| Request |
Report all lines from the entries below in which "JSON" appears.

| Records for this exercise |
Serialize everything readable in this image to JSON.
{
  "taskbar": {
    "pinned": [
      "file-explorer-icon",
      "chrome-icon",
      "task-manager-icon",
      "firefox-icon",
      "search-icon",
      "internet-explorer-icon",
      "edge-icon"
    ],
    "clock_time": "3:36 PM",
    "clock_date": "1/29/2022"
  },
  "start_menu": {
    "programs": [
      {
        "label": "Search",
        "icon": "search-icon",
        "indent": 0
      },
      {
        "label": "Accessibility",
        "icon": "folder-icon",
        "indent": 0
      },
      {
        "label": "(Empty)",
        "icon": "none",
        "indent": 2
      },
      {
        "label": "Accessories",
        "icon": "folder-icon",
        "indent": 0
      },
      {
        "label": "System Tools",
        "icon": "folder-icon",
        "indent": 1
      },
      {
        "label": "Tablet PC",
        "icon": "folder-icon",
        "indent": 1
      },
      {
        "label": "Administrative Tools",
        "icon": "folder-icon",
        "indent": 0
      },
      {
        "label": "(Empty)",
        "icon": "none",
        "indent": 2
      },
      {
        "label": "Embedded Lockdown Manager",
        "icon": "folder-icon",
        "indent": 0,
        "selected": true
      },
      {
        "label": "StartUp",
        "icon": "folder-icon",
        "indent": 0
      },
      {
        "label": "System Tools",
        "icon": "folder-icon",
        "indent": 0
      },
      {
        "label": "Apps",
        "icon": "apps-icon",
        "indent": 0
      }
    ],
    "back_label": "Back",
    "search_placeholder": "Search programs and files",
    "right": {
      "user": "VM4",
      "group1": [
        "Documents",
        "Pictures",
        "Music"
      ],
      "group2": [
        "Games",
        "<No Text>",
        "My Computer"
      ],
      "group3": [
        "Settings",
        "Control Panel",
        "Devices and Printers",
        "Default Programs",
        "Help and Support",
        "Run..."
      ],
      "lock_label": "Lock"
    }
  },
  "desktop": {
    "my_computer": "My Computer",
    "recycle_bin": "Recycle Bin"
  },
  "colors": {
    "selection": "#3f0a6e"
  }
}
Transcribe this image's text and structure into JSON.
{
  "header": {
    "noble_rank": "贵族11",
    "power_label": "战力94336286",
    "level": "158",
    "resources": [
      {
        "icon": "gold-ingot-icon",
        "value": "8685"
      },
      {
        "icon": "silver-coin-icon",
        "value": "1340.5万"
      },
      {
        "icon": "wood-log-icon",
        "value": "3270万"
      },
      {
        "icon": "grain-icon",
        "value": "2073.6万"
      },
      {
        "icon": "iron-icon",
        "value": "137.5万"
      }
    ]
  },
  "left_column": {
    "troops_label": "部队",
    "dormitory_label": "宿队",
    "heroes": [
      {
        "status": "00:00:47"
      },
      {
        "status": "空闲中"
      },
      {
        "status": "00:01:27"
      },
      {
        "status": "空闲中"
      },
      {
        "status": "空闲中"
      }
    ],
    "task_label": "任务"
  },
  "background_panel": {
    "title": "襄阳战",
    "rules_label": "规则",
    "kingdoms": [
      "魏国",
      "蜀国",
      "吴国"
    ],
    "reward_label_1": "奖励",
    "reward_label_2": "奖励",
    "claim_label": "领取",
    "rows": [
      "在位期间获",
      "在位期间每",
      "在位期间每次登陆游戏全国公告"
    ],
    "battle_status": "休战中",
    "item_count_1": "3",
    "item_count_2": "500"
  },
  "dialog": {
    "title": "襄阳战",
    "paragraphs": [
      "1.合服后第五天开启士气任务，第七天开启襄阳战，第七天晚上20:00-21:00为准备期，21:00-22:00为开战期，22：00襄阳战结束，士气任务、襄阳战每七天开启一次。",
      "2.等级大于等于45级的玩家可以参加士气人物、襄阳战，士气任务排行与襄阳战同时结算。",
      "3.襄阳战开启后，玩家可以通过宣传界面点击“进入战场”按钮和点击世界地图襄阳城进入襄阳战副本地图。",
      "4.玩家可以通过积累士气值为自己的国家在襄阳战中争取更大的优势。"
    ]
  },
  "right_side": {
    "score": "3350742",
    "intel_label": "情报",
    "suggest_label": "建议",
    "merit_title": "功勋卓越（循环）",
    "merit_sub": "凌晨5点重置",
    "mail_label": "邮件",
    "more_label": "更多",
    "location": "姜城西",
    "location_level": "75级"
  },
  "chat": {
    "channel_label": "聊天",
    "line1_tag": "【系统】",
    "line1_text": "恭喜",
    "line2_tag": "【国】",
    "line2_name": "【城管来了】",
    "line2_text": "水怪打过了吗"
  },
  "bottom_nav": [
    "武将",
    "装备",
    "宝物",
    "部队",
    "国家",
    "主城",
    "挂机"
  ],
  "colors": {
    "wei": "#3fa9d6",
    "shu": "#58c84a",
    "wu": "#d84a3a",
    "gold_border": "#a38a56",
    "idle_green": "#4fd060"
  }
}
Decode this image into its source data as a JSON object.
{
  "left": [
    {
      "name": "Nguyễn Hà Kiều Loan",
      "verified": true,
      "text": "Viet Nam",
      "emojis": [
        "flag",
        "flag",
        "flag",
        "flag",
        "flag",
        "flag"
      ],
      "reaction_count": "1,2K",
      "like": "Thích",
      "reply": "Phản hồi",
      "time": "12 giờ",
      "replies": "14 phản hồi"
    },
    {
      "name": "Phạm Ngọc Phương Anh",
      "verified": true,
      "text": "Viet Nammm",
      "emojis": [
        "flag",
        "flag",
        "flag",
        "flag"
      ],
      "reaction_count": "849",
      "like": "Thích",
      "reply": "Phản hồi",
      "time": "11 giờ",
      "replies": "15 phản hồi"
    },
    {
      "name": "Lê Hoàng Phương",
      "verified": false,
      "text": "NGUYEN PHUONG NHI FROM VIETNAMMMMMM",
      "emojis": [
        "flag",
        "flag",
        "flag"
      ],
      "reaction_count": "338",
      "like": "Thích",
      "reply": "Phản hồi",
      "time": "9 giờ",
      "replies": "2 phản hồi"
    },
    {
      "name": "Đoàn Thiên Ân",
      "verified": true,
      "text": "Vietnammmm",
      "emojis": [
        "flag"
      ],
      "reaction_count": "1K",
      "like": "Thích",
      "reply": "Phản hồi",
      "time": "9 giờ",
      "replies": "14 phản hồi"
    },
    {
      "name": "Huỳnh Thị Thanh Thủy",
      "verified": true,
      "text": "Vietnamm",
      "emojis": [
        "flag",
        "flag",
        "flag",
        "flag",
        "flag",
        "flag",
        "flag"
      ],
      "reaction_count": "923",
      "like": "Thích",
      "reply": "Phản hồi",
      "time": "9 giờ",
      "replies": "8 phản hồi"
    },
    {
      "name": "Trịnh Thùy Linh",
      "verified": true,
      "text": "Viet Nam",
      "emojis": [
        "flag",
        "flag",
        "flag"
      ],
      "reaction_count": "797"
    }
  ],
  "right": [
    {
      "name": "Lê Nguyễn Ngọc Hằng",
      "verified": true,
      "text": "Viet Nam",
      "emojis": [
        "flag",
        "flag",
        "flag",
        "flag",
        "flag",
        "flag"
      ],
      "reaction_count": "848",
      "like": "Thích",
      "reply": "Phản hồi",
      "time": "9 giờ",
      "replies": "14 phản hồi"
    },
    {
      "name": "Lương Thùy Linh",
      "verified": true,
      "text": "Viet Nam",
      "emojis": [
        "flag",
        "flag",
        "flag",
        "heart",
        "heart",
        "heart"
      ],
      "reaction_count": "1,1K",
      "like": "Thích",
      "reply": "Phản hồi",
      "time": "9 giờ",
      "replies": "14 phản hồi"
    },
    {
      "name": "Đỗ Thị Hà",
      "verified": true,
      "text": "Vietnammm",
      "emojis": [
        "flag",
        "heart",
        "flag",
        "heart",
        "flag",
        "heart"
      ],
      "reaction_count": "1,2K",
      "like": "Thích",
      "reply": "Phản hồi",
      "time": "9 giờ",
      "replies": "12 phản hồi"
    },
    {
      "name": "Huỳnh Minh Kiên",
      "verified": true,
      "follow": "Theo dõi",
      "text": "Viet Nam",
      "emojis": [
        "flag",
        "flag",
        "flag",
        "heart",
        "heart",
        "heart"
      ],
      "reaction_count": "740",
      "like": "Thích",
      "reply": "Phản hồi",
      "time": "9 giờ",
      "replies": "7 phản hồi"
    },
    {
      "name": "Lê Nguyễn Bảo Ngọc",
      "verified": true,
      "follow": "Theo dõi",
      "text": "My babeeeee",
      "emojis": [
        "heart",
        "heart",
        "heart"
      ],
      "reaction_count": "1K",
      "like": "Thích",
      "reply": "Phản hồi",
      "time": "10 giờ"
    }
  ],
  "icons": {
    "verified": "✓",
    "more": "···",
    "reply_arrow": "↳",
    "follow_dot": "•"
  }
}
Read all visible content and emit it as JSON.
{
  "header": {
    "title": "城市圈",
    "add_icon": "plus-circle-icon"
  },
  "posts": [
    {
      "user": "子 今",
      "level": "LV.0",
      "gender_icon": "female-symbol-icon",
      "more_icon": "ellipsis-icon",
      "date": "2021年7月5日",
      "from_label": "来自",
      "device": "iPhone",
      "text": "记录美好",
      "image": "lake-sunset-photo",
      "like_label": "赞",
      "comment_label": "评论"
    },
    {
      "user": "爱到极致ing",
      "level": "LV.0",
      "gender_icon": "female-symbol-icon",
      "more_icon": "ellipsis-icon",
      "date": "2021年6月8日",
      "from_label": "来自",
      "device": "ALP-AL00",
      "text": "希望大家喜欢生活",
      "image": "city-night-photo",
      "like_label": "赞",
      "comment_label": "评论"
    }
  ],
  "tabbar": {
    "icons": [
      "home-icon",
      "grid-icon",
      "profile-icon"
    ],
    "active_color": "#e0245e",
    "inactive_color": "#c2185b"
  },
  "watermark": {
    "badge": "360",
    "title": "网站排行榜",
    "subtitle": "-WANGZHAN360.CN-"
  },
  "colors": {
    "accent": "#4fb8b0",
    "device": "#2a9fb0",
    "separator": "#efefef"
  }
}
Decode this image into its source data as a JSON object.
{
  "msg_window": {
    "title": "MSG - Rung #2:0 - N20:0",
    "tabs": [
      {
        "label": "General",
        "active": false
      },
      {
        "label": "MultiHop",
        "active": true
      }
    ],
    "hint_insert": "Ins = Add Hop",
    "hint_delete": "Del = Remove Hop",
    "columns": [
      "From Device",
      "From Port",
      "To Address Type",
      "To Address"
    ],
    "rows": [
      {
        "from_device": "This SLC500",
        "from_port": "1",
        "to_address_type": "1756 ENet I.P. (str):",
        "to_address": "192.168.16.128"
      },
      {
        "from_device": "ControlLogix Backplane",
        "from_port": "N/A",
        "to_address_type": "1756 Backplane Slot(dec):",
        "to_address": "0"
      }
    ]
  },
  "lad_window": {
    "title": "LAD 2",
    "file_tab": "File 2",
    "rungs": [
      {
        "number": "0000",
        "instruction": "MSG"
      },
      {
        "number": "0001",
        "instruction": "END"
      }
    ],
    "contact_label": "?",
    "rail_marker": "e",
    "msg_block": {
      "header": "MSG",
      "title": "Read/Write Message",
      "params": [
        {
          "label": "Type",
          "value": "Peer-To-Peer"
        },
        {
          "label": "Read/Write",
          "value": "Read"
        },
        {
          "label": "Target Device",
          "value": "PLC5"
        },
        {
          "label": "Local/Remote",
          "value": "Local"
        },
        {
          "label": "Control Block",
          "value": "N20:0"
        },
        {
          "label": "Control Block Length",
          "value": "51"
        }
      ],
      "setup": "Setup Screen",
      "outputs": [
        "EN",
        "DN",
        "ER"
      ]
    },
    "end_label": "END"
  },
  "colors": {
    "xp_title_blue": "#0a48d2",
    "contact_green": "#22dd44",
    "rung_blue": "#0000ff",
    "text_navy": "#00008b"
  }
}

| Exercise solution |
Serialize everything readable in this image to JSON.
Transcribe this image's text and structure into JSON.
Decode this image into its source data as a JSON object.
Read all visible content and emit it as JSON.
Decode this image into its source data as a JSON object.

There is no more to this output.